— Task brief —
Output all of the entries exactly as written.

— Data provided —
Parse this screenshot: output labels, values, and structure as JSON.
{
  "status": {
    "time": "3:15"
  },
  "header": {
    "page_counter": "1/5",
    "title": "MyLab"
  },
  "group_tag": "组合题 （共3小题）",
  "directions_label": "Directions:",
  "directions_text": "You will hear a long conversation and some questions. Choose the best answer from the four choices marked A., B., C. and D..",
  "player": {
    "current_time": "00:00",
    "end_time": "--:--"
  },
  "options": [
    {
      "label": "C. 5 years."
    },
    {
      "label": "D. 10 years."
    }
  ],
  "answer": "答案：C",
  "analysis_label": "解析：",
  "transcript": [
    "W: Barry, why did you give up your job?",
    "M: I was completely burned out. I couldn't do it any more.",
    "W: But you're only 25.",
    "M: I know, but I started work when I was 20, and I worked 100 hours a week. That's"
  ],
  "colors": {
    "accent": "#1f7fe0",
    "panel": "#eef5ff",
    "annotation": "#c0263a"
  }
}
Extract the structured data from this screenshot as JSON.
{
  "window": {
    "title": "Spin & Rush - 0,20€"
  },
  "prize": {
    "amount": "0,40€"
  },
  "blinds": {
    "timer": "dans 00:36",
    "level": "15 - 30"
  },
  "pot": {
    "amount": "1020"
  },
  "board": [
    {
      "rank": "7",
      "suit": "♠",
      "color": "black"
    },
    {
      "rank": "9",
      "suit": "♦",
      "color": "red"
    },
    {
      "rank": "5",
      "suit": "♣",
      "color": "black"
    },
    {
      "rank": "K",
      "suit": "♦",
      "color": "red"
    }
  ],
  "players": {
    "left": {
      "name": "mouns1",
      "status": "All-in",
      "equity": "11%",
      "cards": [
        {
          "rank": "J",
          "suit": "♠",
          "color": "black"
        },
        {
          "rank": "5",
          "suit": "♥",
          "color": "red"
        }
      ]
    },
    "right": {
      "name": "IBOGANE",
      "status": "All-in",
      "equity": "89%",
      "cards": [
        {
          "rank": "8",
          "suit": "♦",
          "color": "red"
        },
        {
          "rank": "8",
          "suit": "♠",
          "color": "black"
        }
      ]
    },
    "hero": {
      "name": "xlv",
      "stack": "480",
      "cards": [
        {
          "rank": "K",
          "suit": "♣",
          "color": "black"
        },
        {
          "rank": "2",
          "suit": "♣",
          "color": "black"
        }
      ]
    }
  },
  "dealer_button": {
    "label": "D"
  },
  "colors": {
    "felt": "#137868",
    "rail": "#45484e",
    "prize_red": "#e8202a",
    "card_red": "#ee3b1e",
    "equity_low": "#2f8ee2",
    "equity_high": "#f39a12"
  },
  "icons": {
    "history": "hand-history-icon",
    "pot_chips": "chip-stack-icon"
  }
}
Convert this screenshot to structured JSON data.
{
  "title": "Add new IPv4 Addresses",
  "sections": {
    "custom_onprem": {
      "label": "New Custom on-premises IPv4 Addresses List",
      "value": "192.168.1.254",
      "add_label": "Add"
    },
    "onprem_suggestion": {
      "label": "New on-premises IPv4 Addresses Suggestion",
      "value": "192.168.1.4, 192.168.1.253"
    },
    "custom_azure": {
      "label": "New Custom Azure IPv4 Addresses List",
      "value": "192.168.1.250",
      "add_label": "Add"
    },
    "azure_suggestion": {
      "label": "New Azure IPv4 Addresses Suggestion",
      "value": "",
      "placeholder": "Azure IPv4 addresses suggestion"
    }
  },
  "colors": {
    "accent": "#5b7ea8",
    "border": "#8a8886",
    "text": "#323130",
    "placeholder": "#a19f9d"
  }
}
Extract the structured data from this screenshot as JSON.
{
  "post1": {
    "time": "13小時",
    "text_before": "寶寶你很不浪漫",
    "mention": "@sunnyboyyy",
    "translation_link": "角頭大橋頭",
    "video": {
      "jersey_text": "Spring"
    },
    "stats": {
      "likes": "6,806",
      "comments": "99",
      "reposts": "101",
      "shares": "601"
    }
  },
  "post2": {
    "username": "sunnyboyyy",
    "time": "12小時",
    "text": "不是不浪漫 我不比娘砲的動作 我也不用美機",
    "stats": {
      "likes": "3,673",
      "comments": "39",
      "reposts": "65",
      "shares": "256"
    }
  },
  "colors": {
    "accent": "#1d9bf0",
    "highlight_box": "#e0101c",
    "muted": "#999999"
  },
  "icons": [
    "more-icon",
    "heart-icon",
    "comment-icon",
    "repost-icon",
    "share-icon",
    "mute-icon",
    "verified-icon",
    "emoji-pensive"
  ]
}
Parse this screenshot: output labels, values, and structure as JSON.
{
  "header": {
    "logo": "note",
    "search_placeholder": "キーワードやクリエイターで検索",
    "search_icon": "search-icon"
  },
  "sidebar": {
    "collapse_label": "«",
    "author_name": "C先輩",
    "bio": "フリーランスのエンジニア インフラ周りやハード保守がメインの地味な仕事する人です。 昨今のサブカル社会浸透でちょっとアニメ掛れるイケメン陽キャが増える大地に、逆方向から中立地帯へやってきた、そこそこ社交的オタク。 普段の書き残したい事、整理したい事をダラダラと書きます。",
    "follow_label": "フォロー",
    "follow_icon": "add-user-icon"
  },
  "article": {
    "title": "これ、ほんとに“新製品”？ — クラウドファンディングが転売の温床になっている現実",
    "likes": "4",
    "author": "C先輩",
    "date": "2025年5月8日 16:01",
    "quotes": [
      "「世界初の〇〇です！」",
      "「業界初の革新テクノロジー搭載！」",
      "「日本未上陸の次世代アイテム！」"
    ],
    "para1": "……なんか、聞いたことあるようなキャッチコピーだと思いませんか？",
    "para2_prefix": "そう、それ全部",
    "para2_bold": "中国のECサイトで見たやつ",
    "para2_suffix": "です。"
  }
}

— Reply to the task —
Parse this screenshot: output labels, values, and structure as JSON.
{
  "status": {
    "time": "3:15"
  },
  "header": {
    "page_counter": "1/5",
    "title": "MyLab"
  },
  "group_tag": "组合题 （共3小题）",
  "directions_label": "Directions:",
  "directions_text": "You will hear a long conversation and some questions. Choose the best answer from the four choices marked A., B., C. and D..",
  "player": {
    "current_time": "00:00",
    "end_time": "--:--"
  },
  "options": [
    {
      "label": "C. 5 years."
    },
    {
      "label": "D. 10 years."
    }
  ],
  "answer": "答案：C",
  "analysis_label": "解析：",
  "transcript": [
    "W: Barry, why did you give up your job?",
    "M: I was completely burned out. I couldn't do it any more.",
    "W: But you're only 25.",
    "M: I know, but I started work when I was 20, and I worked 100 hours a week. That's"
  ],
  "colors": {
    "accent": "#1f7fe0",
    "panel": "#eef5ff",
    "annotation": "#c0263a"
  }
}
Extract the structured data from this screenshot as JSON.
{
  "window": {
    "title": "Spin & Rush - 0,20€"
  },
  "prize": {
    "amount": "0,40€"
  },
  "blinds": {
    "timer": "dans 00:36",
    "level": "15 - 30"
  },
  "pot": {
    "amount": "1020"
  },
  "board": [
    {
      "rank": "7",
      "suit": "♠",
      "color": "black"
    },
    {
      "rank": "9",
      "suit": "♦",
      "color": "red"
    },
    {
      "rank": "5",
      "suit": "♣",
      "color": "black"
    },
    {
      "rank": "K",
      "suit": "♦",
      "color": "red"
    }
  ],
  "players": {
    "left": {
      "name": "mouns1",
      "status": "All-in",
      "equity": "11%",
      "cards": [
        {
          "rank": "J",
          "suit": "♠",
          "color": "black"
        },
        {
          "rank": "5",
          "suit": "♥",
          "color": "red"
        }
      ]
    },
    "right": {
      "name": "IBOGANE",
      "status": "All-in",
      "equity": "89%",
      "cards": [
        {
          "rank": "8",
          "suit": "♦",
          "color": "red"
        },
        {
          "rank": "8",
          "suit": "♠",
          "color": "black"
        }
      ]
    },
    "hero": {
      "name": "xlv",
      "stack": "480",
      "cards": [
        {
          "rank": "K",
          "suit": "♣",
          "color": "black"
        },
        {
          "rank": "2",
          "suit": "♣",
          "color": "black"
        }
      ]
    }
  },
  "dealer_button": {
    "label": "D"
  },
  "colors": {
    "felt": "#137868",
    "rail": "#45484e",
    "prize_red": "#e8202a",
    "card_red": "#ee3b1e",
    "equity_low": "#2f8ee2",
    "equity_high": "#f39a12"
  },
  "icons": {
    "history": "hand-history-icon",
    "pot_chips": "chip-stack-icon"
  }
}
Convert this screenshot to structured JSON data.
{
  "title": "Add new IPv4 Addresses",
  "sections": {
    "custom_onprem": {
      "label": "New Custom on-premises IPv4 Addresses List",
      "value": "192.168.1.254",
      "add_label": "Add"
    },
    "onprem_suggestion": {
      "label": "New on-premises IPv4 Addresses Suggestion",
      "value": "192.168.1.4, 192.168.1.253"
    },
    "custom_azure": {
      "label": "New Custom Azure IPv4 Addresses List",
      "value": "192.168.1.250",
      "add_label": "Add"
    },
    "azure_suggestion": {
      "label": "New Azure IPv4 Addresses Suggestion",
      "value": "",
      "placeholder": "Azure IPv4 addresses suggestion"
    }
  },
  "colors": {
    "accent": "#5b7ea8",
    "border": "#8a8886",
    "text": "#323130",
    "placeholder": "#a19f9d"
  }
}
Extract the structured data from this screenshot as JSON.
{
  "post1": {
    "time": "13小時",
    "text_before": "寶寶你很不浪漫",
    "mention": "@sunnyboyyy",
    "translation_link": "角頭大橋頭",
    "video": {
      "jersey_text": "Spring"
    },
    "stats": {
      "likes": "6,806",
      "comments": "99",
      "reposts": "101",
      "shares": "601"
    }
  },
  "post2": {
    "username": "sunnyboyyy",
    "time": "12小時",
    "text": "不是不浪漫 我不比娘砲的動作 我也不用美機",
    "stats": {
      "likes": "3,673",
      "comments": "39",
      "reposts": "65",
      "shares": "256"
    }
  },
  "colors": {
    "accent": "#1d9bf0",
    "highlight_box": "#e0101c",
    "muted": "#999999"
  },
  "icons": [
    "more-icon",
    "heart-icon",
    "comment-icon",
    "repost-icon",
    "share-icon",
    "mute-icon",
    "verified-icon",
    "emoji-pensive"
  ]
}
Parse this screenshot: output labels, values, and structure as JSON.
{
  "header": {
    "logo": "note",
    "search_placeholder": "キーワードやクリエイターで検索",
    "search_icon": "search-icon"
  },
  "sidebar": {
    "collapse_label": "«",
    "author_name": "C先輩",
    "bio": "フリーランスのエンジニア インフラ周りやハード保守がメインの地味な仕事する人です。 昨今のサブカル社会浸透でちょっとアニメ掛れるイケメン陽キャが増える大地に、逆方向から中立地帯へやってきた、そこそこ社交的オタク。 普段の書き残したい事、整理したい事をダラダラと書きます。",
    "follow_label": "フォロー",
    "follow_icon": "add-user-icon"
  },
  "article": {
    "title": "これ、ほんとに“新製品”？ — クラウドファンディングが転売の温床になっている現実",
    "likes": "4",
    "author": "C先輩",
    "date": "2025年5月8日 16:01",
    "quotes": [
      "「世界初の〇〇です！」",
      "「業界初の革新テクノロジー搭載！」",
      "「日本未上陸の次世代アイテム！」"
    ],
    "para1": "……なんか、聞いたことあるようなキャッチコピーだと思いませんか？",
    "para2_prefix": "そう、それ全部",
    "para2_bold": "中国のECサイトで見たやつ",
    "para2_suffix": "です。"
  }
}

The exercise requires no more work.